- _YOUR TASK_:
Are you able to retype all the records below exactly?
══ ITEMS
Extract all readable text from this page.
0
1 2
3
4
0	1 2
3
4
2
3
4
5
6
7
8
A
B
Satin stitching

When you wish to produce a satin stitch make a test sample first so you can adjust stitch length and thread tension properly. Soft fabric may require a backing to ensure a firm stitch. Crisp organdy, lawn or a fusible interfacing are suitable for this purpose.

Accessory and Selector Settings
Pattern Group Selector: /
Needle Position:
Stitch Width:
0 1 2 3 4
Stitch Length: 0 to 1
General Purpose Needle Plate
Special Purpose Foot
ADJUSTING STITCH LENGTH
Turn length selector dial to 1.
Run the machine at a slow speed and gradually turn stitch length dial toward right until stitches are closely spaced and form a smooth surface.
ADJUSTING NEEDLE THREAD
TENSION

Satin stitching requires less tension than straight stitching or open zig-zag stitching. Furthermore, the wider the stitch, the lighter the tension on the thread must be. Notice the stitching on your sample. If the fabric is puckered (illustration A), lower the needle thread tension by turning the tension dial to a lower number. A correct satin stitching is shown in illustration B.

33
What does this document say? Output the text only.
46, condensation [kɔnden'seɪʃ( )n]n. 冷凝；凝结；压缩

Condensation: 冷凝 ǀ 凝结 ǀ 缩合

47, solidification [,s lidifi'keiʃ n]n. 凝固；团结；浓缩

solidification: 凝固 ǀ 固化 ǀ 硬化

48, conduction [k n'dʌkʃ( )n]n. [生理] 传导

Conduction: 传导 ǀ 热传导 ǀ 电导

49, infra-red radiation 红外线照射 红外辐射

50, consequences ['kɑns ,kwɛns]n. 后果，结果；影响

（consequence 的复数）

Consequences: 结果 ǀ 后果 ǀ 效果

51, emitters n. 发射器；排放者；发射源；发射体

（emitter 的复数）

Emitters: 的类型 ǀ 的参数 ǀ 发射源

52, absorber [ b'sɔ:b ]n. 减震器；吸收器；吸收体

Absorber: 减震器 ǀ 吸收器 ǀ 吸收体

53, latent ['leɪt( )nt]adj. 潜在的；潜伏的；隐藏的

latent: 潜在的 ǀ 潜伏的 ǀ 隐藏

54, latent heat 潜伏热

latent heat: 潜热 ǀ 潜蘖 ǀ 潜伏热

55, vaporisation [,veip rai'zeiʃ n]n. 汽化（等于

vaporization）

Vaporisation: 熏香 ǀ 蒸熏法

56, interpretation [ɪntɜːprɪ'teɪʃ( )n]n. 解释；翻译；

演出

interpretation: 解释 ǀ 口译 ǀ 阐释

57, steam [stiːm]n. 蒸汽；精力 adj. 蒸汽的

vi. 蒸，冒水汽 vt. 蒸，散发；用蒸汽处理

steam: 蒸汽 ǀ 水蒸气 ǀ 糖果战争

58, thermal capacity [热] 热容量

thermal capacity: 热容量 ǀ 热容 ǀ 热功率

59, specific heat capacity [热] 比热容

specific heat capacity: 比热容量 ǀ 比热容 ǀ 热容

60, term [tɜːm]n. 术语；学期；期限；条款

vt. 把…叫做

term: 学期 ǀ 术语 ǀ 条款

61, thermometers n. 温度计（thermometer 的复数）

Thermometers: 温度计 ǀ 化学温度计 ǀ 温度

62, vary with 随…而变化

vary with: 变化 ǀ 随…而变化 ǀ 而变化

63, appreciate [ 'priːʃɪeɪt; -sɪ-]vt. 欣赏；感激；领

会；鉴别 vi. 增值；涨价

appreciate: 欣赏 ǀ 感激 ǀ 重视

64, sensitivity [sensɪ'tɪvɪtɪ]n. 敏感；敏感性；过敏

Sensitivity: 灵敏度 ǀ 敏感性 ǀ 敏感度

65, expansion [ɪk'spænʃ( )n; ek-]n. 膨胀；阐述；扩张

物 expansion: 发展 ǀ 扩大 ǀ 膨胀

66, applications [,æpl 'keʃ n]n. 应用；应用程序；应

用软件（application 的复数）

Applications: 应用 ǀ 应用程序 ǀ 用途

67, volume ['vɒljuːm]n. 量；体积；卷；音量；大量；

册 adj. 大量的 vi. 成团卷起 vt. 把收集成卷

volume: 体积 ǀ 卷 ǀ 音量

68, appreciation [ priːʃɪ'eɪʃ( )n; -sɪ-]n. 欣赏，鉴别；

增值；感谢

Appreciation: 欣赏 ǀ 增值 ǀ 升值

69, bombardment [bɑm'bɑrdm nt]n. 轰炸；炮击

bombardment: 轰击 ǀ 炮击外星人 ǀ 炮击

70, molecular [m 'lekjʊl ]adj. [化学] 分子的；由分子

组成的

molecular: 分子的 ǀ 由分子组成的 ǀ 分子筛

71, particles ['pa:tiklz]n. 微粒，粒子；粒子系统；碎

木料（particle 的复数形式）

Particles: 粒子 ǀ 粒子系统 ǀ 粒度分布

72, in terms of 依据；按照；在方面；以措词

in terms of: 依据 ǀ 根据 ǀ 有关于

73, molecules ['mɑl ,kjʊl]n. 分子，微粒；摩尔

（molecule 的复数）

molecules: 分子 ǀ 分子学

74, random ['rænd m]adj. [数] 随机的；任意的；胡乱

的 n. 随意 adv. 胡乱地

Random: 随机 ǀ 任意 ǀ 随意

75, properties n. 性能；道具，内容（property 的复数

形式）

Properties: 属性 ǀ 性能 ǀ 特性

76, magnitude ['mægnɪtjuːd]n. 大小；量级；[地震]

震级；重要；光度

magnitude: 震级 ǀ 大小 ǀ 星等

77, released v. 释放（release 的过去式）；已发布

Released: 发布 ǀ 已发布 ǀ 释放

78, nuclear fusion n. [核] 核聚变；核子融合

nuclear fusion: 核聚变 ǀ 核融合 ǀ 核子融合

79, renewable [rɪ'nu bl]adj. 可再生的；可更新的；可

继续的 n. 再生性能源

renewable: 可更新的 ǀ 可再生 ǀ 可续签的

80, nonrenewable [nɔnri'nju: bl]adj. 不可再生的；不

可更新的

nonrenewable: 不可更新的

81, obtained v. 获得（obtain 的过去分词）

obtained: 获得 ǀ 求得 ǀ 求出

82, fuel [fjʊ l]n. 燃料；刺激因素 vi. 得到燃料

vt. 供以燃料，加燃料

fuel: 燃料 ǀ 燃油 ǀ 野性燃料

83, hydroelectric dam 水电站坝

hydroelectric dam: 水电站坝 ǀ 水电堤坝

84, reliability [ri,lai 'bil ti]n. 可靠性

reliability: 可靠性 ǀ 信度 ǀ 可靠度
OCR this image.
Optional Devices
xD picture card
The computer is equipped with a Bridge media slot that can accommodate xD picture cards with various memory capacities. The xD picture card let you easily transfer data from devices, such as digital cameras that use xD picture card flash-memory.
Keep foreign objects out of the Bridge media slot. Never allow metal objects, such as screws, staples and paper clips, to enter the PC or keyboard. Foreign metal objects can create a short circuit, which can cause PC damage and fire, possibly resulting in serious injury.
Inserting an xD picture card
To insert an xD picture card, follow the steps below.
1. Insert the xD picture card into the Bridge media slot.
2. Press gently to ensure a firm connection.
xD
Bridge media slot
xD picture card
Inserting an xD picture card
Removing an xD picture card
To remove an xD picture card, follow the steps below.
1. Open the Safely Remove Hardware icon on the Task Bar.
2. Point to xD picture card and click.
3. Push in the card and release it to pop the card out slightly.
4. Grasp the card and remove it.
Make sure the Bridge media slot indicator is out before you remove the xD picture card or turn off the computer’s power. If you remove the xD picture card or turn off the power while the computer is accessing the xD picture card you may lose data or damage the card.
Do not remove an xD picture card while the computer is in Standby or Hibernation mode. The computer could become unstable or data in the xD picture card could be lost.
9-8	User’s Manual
════
- _RESULT OF THIS EXERCISE_:
Extract all readable text from this page.
0
1 2
3
4
0	1 2
3
4
2
3
4
5
6
7
8
A
B
Satin stitching

When you wish to produce a satin stitch make a test sample first so you can adjust stitch length and thread tension properly. Soft fabric may require a backing to ensure a firm stitch. Crisp organdy, lawn or a fusible interfacing are suitable for this purpose.

Accessory and Selector Settings
Pattern Group Selector: /
Needle Position:
Stitch Width:
0 1 2 3 4
Stitch Length: 0 to 1
General Purpose Needle Plate
Special Purpose Foot
ADJUSTING STITCH LENGTH
Turn length selector dial to 1.
Run the machine at a slow speed and gradually turn stitch length dial toward right until stitches are closely spaced and form a smooth surface.
ADJUSTING NEEDLE THREAD
TENSION

Satin stitching requires less tension than straight stitching or open zig-zag stitching. Furthermore, the wider the stitch, the lighter the tension on the thread must be. Notice the stitching on your sample. If the fabric is puckered (illustration A), lower the needle thread tension by turning the tension dial to a lower number. A correct satin stitching is shown in illustration B.

33
What does this document say? Output the text only.
46, condensation [kɔnden'seɪʃ( )n]n. 冷凝；凝结；压缩

Condensation: 冷凝 ǀ 凝结 ǀ 缩合

47, solidification [,s lidifi'keiʃ n]n. 凝固；团结；浓缩

solidification: 凝固 ǀ 固化 ǀ 硬化

48, conduction [k n'dʌkʃ( )n]n. [生理] 传导

Conduction: 传导 ǀ 热传导 ǀ 电导

49, infra-red radiation 红外线照射 红外辐射

50, consequences ['kɑns ,kwɛns]n. 后果，结果；影响

（consequence 的复数）

Consequences: 结果 ǀ 后果 ǀ 效果

51, emitters n. 发射器；排放者；发射源；发射体

（emitter 的复数）

Emitters: 的类型 ǀ 的参数 ǀ 发射源

52, absorber [ b'sɔ:b ]n. 减震器；吸收器；吸收体

Absorber: 减震器 ǀ 吸收器 ǀ 吸收体

53, latent ['leɪt( )nt]adj. 潜在的；潜伏的；隐藏的

latent: 潜在的 ǀ 潜伏的 ǀ 隐藏

54, latent heat 潜伏热

latent heat: 潜热 ǀ 潜蘖 ǀ 潜伏热

55, vaporisation [,veip rai'zeiʃ n]n. 汽化（等于

vaporization）

Vaporisation: 熏香 ǀ 蒸熏法

56, interpretation [ɪntɜːprɪ'teɪʃ( )n]n. 解释；翻译；

演出

interpretation: 解释 ǀ 口译 ǀ 阐释

57, steam [stiːm]n. 蒸汽；精力 adj. 蒸汽的

vi. 蒸，冒水汽 vt. 蒸，散发；用蒸汽处理

steam: 蒸汽 ǀ 水蒸气 ǀ 糖果战争

58, thermal capacity [热] 热容量

thermal capacity: 热容量 ǀ 热容 ǀ 热功率

59, specific heat capacity [热] 比热容

specific heat capacity: 比热容量 ǀ 比热容 ǀ 热容

60, term [tɜːm]n. 术语；学期；期限；条款

vt. 把…叫做

term: 学期 ǀ 术语 ǀ 条款

61, thermometers n. 温度计（thermometer 的复数）

Thermometers: 温度计 ǀ 化学温度计 ǀ 温度

62, vary with 随…而变化

vary with: 变化 ǀ 随…而变化 ǀ 而变化

63, appreciate [ 'priːʃɪeɪt; -sɪ-]vt. 欣赏；感激；领

会；鉴别 vi. 增值；涨价

appreciate: 欣赏 ǀ 感激 ǀ 重视

64, sensitivity [sensɪ'tɪvɪtɪ]n. 敏感；敏感性；过敏

Sensitivity: 灵敏度 ǀ 敏感性 ǀ 敏感度

65, expansion [ɪk'spænʃ( )n; ek-]n. 膨胀；阐述；扩张

物 expansion: 发展 ǀ 扩大 ǀ 膨胀

66, applications [,æpl 'keʃ n]n. 应用；应用程序；应

用软件（application 的复数）

Applications: 应用 ǀ 应用程序 ǀ 用途

67, volume ['vɒljuːm]n. 量；体积；卷；音量；大量；

册 adj. 大量的 vi. 成团卷起 vt. 把收集成卷

volume: 体积 ǀ 卷 ǀ 音量

68, appreciation [ priːʃɪ'eɪʃ( )n; -sɪ-]n. 欣赏，鉴别；

增值；感谢

Appreciation: 欣赏 ǀ 增值 ǀ 升值

69, bombardment [bɑm'bɑrdm nt]n. 轰炸；炮击

bombardment: 轰击 ǀ 炮击外星人 ǀ 炮击

70, molecular [m 'lekjʊl ]adj. [化学] 分子的；由分子

组成的

molecular: 分子的 ǀ 由分子组成的 ǀ 分子筛

71, particles ['pa:tiklz]n. 微粒，粒子；粒子系统；碎

木料（particle 的复数形式）

Particles: 粒子 ǀ 粒子系统 ǀ 粒度分布

72, in terms of 依据；按照；在方面；以措词

in terms of: 依据 ǀ 根据 ǀ 有关于

73, molecules ['mɑl ,kjʊl]n. 分子，微粒；摩尔

（molecule 的复数）

molecules: 分子 ǀ 分子学

74, random ['rænd m]adj. [数] 随机的；任意的；胡乱

的 n. 随意 adv. 胡乱地

Random: 随机 ǀ 任意 ǀ 随意

75, properties n. 性能；道具，内容（property 的复数

形式）

Properties: 属性 ǀ 性能 ǀ 特性

76, magnitude ['mægnɪtjuːd]n. 大小；量级；[地震]

震级；重要；光度

magnitude: 震级 ǀ 大小 ǀ 星等

77, released v. 释放（release 的过去式）；已发布

Released: 发布 ǀ 已发布 ǀ 释放

78, nuclear fusion n. [核] 核聚变；核子融合

nuclear fusion: 核聚变 ǀ 核融合 ǀ 核子融合

79, renewable [rɪ'nu bl]adj. 可再生的；可更新的；可

继续的 n. 再生性能源

renewable: 可更新的 ǀ 可再生 ǀ 可续签的

80, nonrenewable [nɔnri'nju: bl]adj. 不可再生的；不

可更新的

nonrenewable: 不可更新的

81, obtained v. 获得（obtain 的过去分词）

obtained: 获得 ǀ 求得 ǀ 求出

82, fuel [fjʊ l]n. 燃料；刺激因素 vi. 得到燃料

vt. 供以燃料，加燃料

fuel: 燃料 ǀ 燃油 ǀ 野性燃料

83, hydroelectric dam 水电站坝

hydroelectric dam: 水电站坝 ǀ 水电堤坝

84, reliability [ri,lai 'bil ti]n. 可靠性

reliability: 可靠性 ǀ 信度 ǀ 可靠度
OCR this image.
Optional Devices
xD picture card
The computer is equipped with a Bridge media slot that can accommodate xD picture cards with various memory capacities. The xD picture card let you easily transfer data from devices, such as digital cameras that use xD picture card flash-memory.
Keep foreign objects out of the Bridge media slot. Never allow metal objects, such as screws, staples and paper clips, to enter the PC or keyboard. Foreign metal objects can create a short circuit, which can cause PC damage and fire, possibly resulting in serious injury.
Inserting an xD picture card
To insert an xD picture card, follow the steps below.
1. Insert the xD picture card into the Bridge media slot.
2. Press gently to ensure a firm connection.
xD
Bridge media slot
xD picture card
Inserting an xD picture card
Removing an xD picture card
To remove an xD picture card, follow the steps below.
1. Open the Safely Remove Hardware icon on the Task Bar.
2. Point to xD picture card and click.
3. Push in the card and release it to pop the card out slightly.
4. Grasp the card and remove it.
Make sure the Bridge media slot indicator is out before you remove the xD picture card or turn off the computer’s power. If you remove the xD picture card or turn off the power while the computer is accessing the xD picture card you may lose data or damage the card.
Do not remove an xD picture card while the computer is in Standby or Hibernation mode. The computer could become unstable or data in the xD picture card could be lost.
9-8	User’s Manual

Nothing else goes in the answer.